Short problem>
Locate the word "tipo" in the material, then show every line that holds it.

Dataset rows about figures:
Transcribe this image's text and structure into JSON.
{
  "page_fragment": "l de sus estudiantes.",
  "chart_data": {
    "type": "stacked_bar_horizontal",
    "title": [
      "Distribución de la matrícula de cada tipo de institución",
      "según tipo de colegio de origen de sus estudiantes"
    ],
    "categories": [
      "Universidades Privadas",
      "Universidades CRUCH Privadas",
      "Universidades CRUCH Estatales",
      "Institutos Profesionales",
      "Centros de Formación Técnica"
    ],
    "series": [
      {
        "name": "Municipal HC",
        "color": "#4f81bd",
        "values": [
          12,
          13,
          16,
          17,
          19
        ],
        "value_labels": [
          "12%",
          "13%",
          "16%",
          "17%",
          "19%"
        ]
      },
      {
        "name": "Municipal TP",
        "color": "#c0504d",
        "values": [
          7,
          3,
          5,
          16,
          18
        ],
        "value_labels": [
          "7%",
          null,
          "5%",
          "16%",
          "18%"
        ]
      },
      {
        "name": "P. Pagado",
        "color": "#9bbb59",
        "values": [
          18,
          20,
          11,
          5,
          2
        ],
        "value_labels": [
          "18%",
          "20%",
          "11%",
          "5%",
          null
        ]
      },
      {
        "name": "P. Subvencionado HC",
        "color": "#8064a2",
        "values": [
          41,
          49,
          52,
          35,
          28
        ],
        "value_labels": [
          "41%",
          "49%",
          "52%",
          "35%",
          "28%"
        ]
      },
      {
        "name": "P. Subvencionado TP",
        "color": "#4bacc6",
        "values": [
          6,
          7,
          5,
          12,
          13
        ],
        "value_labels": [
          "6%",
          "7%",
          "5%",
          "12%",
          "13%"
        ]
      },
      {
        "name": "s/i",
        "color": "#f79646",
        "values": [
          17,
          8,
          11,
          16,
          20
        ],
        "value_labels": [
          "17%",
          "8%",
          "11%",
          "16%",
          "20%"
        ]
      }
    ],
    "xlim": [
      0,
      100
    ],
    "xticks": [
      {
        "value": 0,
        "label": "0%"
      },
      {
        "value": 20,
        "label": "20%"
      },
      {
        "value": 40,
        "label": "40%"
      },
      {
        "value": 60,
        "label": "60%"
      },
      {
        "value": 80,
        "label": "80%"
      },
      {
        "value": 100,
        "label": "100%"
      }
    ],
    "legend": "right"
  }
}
...
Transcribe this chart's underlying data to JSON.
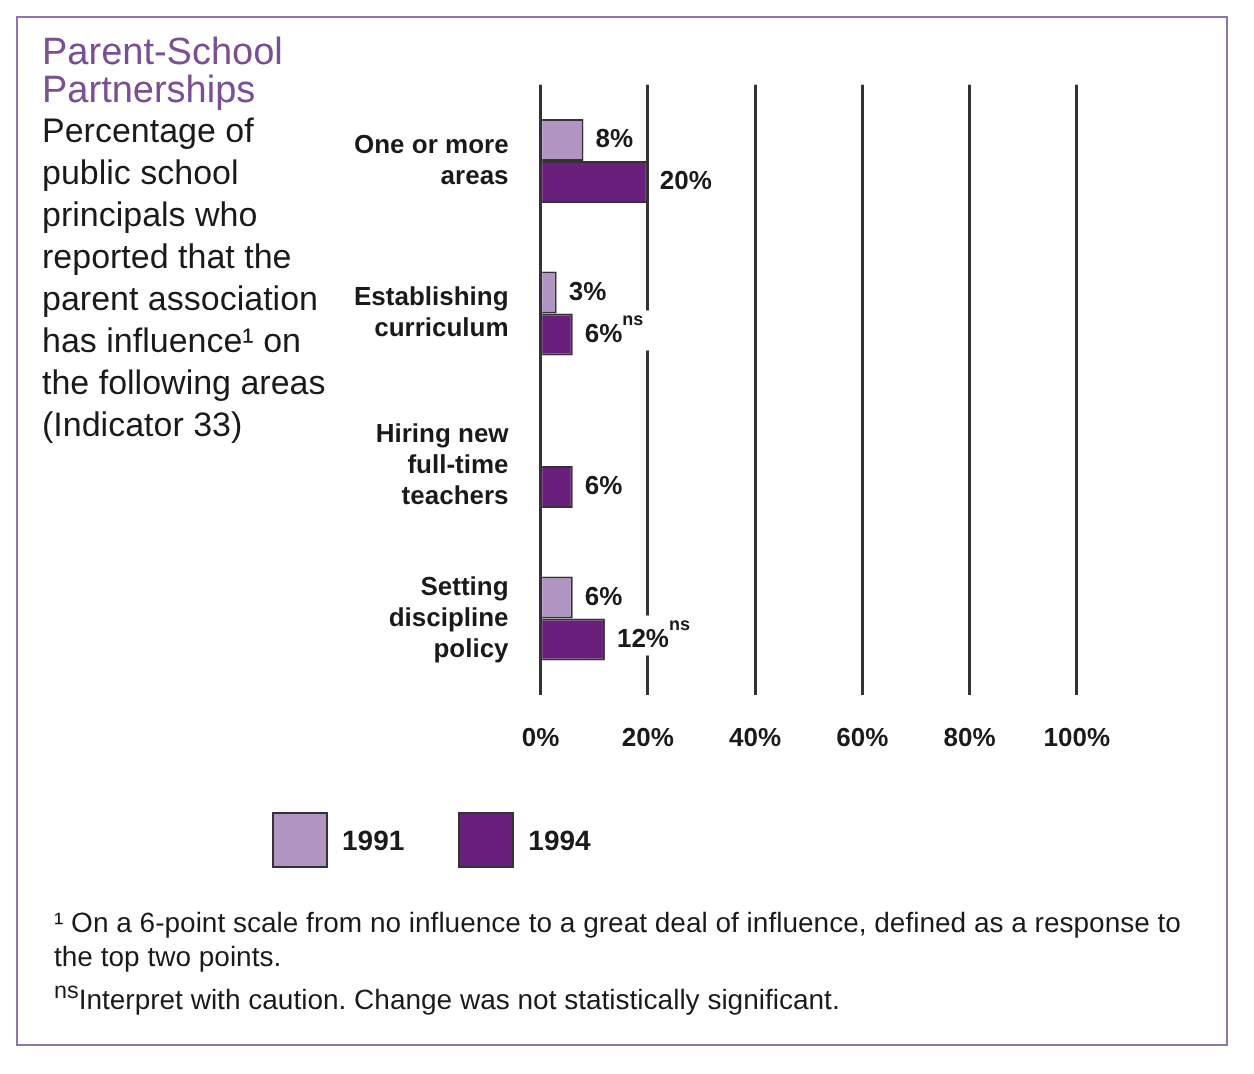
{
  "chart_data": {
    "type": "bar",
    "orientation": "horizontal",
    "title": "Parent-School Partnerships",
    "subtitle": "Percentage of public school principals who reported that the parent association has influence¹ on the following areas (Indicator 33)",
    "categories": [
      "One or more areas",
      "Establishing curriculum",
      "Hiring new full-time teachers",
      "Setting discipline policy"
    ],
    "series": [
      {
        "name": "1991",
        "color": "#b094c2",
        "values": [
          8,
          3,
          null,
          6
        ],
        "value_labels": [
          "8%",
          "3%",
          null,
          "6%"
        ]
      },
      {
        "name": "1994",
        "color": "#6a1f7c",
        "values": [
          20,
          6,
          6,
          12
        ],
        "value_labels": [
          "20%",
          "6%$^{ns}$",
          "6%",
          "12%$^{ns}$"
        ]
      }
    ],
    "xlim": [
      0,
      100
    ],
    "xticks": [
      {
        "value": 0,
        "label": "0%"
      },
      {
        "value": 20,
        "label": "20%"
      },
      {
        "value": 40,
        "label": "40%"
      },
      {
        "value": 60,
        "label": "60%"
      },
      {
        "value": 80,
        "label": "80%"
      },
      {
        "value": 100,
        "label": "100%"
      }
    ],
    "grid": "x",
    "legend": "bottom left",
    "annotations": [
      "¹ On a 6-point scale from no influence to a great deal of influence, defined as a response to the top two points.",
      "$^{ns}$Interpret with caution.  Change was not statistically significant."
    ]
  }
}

Task response>
      "Distribución de la matrícula de cada tipo de institución",
      "según tipo de colegio de origen de sus estudiantes"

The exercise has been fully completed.